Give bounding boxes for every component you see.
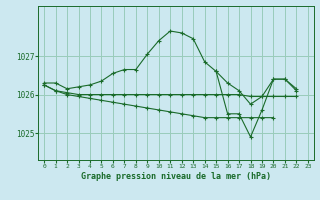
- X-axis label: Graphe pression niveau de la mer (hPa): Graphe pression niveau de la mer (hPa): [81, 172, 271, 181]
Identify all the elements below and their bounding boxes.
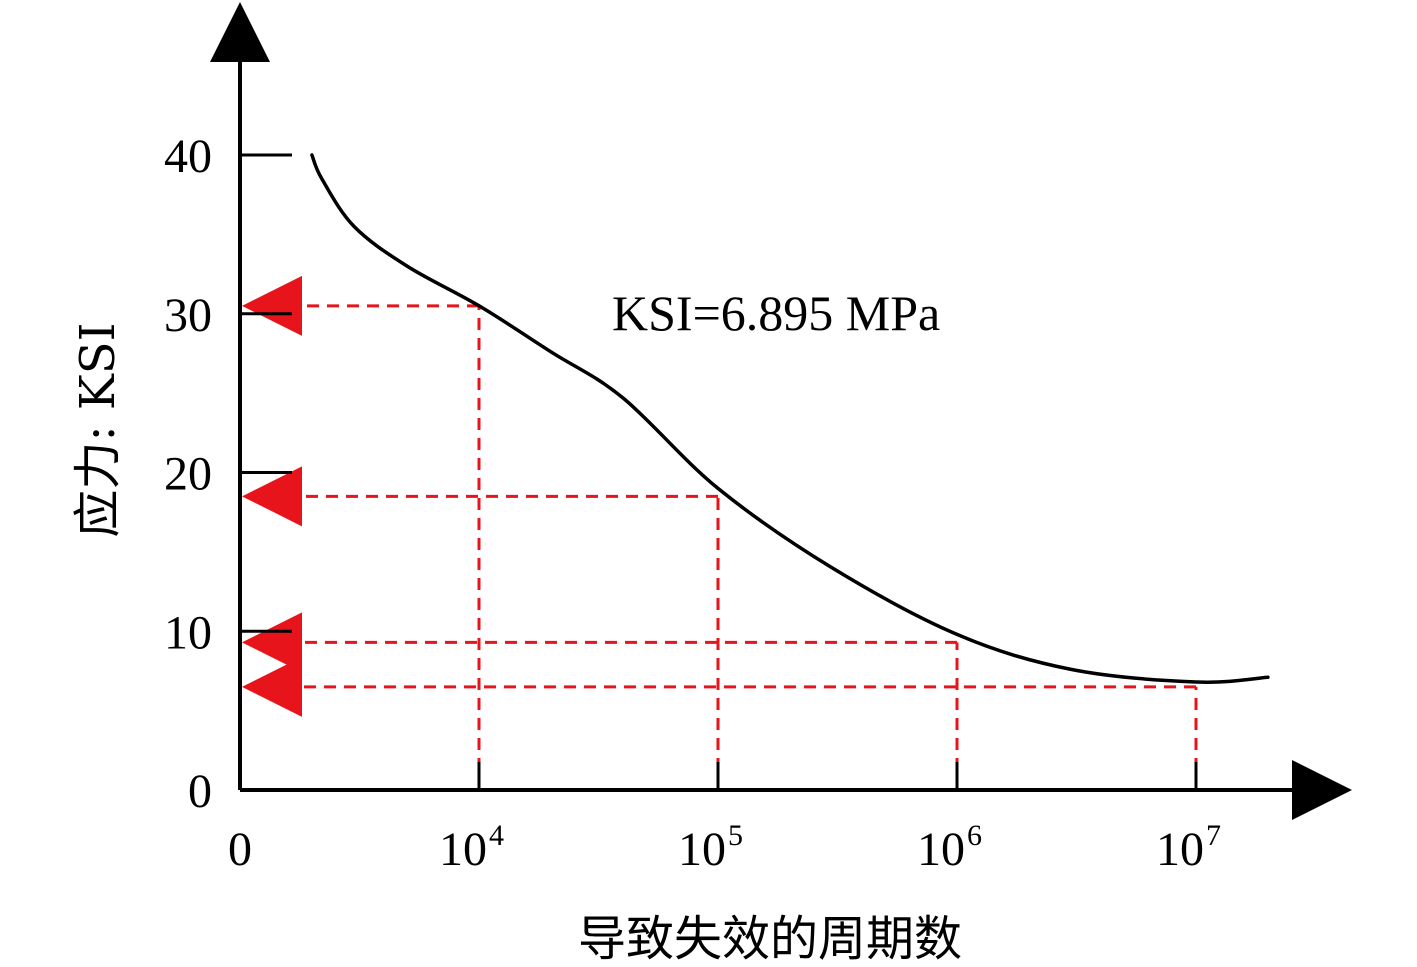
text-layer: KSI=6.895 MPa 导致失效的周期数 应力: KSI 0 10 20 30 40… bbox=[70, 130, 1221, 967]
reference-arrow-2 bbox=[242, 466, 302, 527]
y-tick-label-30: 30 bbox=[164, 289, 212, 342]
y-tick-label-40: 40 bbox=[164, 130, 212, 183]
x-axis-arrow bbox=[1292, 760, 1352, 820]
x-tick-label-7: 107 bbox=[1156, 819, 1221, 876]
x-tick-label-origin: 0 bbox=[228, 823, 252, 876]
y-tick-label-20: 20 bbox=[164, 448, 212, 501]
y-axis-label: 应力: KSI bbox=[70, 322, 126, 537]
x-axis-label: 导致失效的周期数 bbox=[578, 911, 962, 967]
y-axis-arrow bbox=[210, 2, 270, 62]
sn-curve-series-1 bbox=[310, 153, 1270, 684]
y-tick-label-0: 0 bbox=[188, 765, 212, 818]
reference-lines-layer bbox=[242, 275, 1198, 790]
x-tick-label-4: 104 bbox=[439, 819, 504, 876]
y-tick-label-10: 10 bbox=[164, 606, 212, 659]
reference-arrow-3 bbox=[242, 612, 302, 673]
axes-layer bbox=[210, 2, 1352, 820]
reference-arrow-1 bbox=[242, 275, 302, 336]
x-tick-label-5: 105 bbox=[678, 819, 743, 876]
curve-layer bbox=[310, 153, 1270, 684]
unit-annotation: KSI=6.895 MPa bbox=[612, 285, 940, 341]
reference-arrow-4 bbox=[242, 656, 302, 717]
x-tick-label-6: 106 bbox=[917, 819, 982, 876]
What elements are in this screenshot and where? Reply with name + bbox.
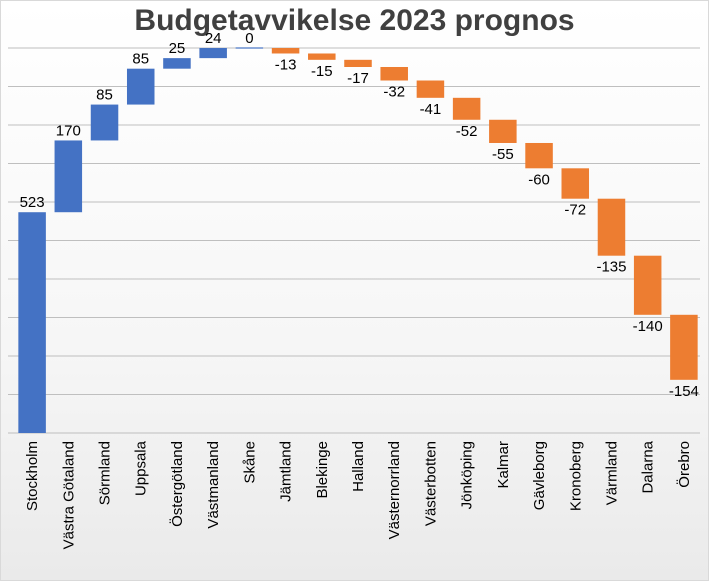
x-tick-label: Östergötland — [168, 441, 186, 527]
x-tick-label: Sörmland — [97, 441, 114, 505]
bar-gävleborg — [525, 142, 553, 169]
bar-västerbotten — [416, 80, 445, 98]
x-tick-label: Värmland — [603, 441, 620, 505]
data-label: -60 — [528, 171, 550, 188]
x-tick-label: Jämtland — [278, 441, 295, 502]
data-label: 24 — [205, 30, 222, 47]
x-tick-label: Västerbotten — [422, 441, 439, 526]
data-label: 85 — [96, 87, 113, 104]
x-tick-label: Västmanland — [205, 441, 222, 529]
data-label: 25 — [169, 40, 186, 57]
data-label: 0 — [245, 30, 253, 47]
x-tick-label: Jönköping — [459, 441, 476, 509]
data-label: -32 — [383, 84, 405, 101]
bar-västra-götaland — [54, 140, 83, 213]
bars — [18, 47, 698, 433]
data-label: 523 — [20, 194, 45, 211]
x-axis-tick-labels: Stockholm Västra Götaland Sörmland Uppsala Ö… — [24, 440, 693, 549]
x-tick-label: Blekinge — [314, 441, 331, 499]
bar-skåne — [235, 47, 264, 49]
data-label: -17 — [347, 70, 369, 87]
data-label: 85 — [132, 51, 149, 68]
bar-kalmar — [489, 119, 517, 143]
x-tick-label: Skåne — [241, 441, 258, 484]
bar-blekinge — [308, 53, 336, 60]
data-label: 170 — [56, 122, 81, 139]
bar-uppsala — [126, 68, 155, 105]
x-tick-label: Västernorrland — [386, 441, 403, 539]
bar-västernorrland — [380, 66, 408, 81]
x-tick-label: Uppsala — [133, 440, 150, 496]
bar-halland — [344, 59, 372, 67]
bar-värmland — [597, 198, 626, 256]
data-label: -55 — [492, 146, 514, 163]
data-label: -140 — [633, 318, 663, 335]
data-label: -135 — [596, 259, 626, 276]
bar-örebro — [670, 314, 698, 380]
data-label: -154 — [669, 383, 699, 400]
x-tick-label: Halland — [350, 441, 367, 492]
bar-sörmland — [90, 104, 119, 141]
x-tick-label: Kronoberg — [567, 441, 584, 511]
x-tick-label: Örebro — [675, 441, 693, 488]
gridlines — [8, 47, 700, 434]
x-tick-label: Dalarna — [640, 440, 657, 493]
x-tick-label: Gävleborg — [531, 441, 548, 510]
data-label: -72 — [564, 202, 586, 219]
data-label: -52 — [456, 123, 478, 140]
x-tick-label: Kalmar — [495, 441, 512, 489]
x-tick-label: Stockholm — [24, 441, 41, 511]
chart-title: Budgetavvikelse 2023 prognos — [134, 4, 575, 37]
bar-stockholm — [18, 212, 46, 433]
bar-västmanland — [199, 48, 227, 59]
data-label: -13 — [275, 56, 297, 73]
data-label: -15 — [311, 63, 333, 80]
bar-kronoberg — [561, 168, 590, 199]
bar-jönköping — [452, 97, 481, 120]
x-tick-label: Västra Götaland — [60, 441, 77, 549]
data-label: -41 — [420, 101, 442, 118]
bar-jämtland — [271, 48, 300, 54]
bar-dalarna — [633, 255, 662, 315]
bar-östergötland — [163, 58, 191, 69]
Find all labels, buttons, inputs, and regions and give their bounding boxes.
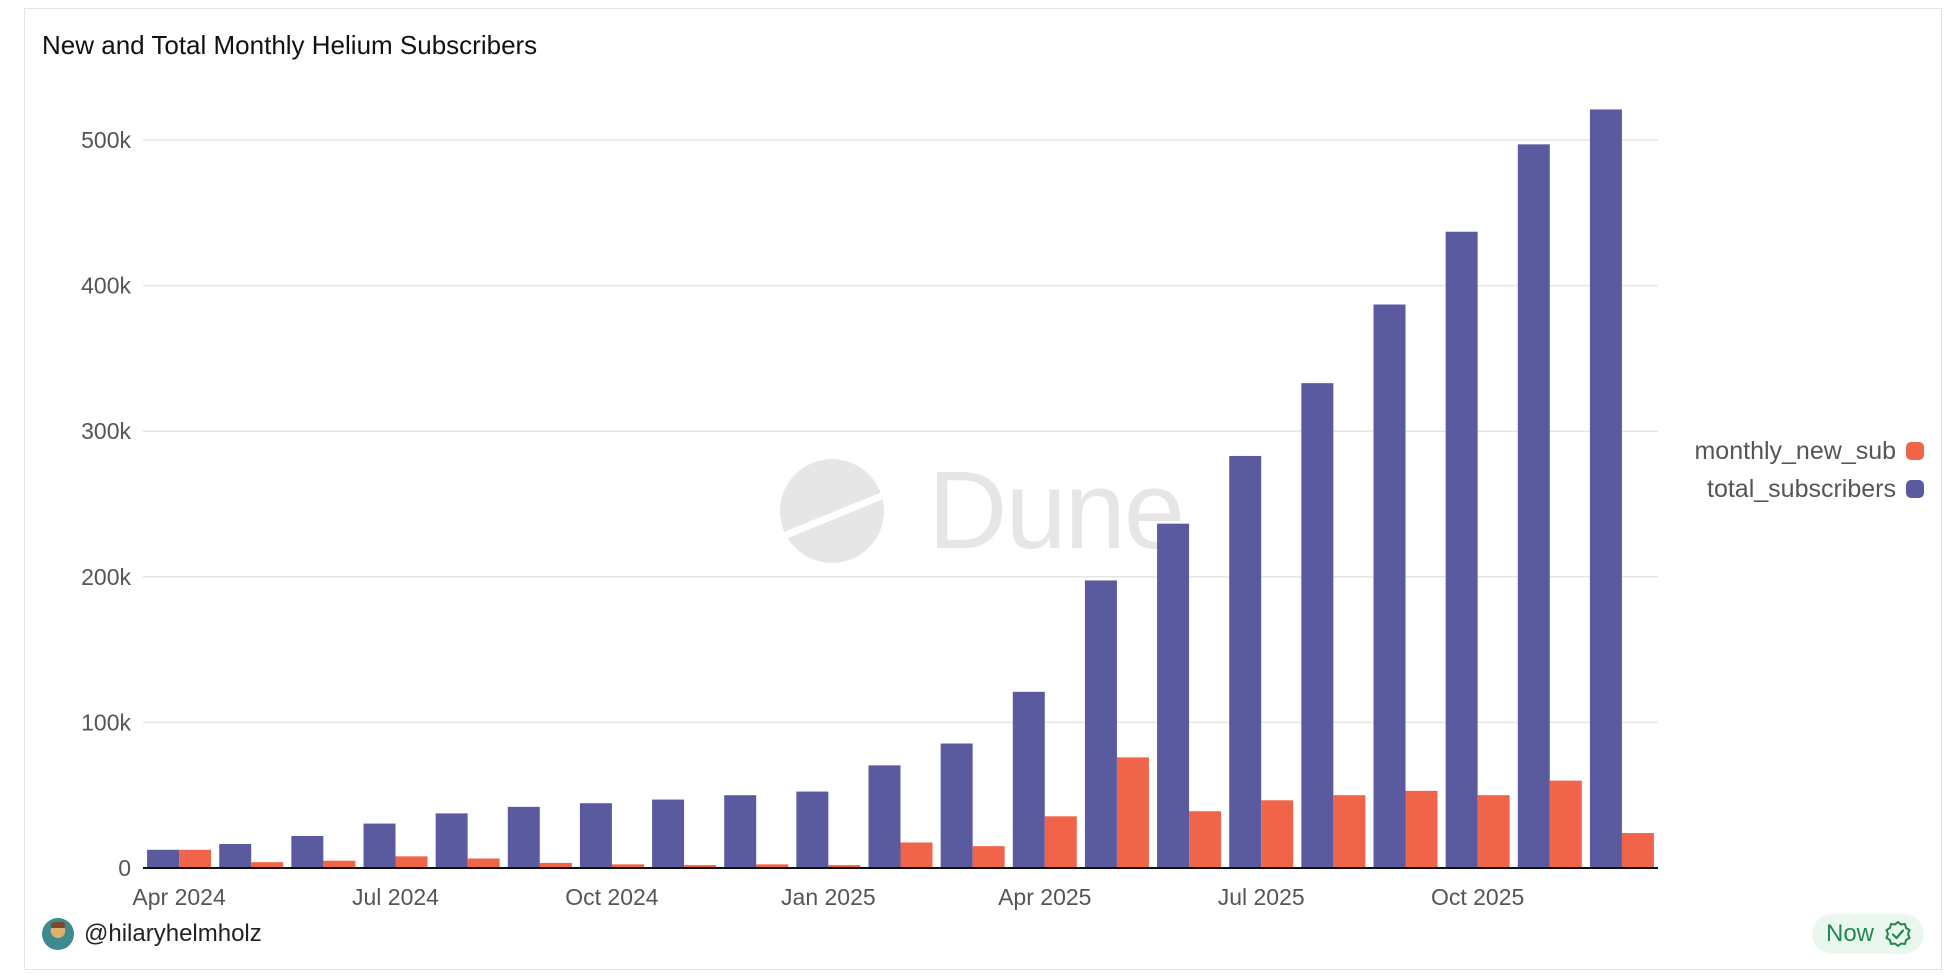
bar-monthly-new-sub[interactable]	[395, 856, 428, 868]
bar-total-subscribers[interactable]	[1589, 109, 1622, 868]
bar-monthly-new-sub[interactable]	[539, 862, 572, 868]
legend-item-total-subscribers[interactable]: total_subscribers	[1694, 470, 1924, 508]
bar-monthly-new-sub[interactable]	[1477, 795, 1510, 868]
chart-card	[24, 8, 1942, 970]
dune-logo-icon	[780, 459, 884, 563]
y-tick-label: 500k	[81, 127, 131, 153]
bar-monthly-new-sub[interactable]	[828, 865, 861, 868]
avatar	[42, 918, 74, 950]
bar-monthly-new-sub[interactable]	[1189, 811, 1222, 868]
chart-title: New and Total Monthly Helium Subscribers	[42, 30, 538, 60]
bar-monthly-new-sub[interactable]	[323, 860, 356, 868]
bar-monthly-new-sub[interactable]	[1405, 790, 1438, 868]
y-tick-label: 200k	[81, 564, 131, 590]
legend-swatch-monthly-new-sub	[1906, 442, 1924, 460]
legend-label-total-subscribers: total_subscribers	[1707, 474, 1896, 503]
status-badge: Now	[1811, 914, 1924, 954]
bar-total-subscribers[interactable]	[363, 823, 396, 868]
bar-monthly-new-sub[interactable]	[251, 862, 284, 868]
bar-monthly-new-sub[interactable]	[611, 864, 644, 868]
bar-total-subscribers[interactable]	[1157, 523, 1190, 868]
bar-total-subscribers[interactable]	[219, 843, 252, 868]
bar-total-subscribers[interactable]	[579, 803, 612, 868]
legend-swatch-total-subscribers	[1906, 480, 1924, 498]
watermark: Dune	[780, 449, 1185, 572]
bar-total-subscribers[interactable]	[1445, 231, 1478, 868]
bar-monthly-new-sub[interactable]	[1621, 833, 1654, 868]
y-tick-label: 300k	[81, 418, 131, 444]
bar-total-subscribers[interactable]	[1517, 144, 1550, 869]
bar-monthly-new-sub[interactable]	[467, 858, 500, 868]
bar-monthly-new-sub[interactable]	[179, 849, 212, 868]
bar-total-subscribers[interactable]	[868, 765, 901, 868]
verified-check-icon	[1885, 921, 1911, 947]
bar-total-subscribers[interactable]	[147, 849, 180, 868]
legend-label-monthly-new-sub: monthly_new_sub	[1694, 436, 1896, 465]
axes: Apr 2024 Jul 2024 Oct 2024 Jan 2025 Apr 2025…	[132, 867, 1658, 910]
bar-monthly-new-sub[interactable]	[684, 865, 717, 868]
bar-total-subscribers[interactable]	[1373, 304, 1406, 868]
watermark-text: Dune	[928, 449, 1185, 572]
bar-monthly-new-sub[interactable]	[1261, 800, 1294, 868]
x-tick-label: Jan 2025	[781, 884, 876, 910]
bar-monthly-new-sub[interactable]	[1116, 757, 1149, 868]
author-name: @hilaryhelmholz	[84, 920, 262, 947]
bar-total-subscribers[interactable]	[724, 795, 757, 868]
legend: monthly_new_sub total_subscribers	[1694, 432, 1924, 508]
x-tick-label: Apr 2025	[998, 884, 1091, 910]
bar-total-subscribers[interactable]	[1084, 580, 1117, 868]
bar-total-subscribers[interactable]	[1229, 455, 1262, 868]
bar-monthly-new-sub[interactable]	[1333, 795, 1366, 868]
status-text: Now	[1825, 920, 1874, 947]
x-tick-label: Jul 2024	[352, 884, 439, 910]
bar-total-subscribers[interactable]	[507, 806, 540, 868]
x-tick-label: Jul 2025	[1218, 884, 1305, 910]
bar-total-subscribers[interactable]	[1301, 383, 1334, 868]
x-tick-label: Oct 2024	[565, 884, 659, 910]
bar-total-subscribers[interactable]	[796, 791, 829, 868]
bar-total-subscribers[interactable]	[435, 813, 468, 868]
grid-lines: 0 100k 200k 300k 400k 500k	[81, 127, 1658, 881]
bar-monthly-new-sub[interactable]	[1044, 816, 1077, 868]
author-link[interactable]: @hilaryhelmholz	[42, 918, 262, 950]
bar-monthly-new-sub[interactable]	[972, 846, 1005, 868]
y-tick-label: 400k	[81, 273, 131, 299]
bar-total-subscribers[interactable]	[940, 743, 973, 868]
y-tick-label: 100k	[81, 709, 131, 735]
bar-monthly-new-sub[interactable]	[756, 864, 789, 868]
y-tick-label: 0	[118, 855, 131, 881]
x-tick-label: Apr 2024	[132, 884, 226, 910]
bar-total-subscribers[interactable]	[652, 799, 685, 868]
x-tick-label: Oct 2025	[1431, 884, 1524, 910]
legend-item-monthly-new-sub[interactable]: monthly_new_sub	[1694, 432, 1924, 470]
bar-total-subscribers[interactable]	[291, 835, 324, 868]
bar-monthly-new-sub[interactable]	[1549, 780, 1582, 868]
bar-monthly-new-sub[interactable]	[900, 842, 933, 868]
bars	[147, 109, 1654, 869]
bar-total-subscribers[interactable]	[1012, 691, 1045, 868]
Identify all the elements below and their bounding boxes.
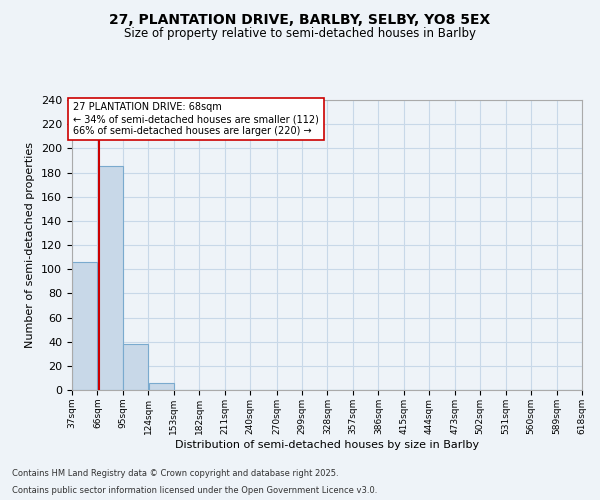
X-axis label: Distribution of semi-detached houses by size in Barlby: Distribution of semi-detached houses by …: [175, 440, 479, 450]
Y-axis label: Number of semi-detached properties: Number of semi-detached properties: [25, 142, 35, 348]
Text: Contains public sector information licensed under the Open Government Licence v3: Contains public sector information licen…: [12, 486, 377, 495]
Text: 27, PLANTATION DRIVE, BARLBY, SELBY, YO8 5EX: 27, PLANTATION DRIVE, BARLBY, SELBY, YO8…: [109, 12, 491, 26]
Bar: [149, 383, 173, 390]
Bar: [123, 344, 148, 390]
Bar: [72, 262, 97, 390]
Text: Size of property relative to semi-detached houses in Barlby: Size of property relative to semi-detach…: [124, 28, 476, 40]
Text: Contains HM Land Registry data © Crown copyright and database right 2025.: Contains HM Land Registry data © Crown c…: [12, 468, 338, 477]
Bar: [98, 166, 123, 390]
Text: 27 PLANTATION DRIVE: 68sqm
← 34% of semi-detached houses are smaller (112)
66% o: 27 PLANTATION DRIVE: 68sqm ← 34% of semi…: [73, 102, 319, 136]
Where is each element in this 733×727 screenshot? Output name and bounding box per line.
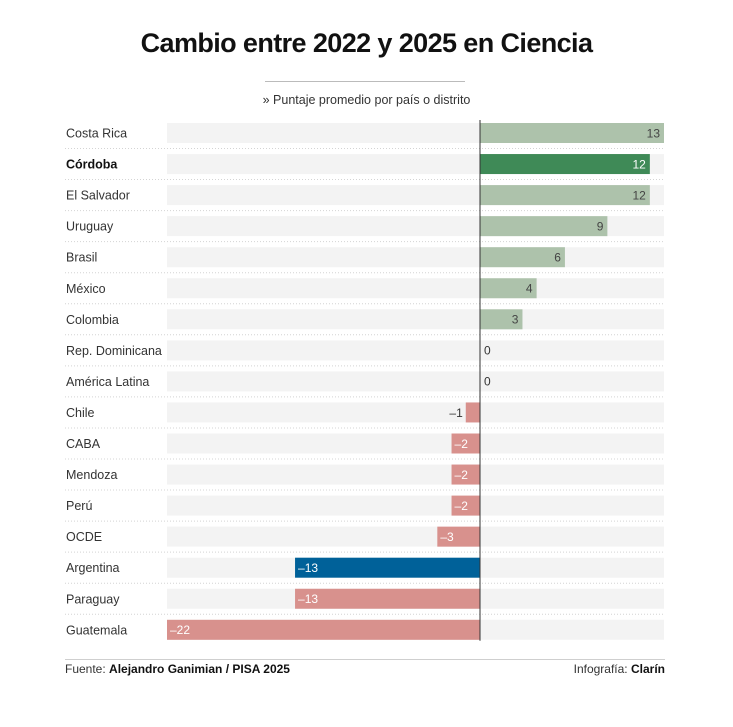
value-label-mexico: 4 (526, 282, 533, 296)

****************************************

• [THE EXERCISE] Rewrite everything from the line containing "x-tick-label: Östergötland —" down to the line containing "data-label: 25 — [169, 40, 186, 57]", replacing "data-label" with "value-label" and leaving the rest unchanged.

• [SOLUTION TO THE EXERCISE]
x-tick-label: Östergötland — [168, 441, 186, 527]
x-tick-label: Sörmland — [97, 441, 114, 505]
bar-gävleborg — [525, 142, 553, 169]
bar-västerbotten — [416, 80, 445, 98]
x-tick-label: Värmland — [603, 441, 620, 505]
value-label: -60 — [528, 171, 550, 188]
x-tick-label: Jämtland — [278, 441, 295, 502]
value-label: 24 — [205, 30, 222, 47]
x-tick-label: Västerbotten — [422, 441, 439, 526]
value-label: 85 — [96, 87, 113, 104]
x-tick-label: Västmanland — [205, 441, 222, 529]
value-label: 25 — [169, 40, 186, 57]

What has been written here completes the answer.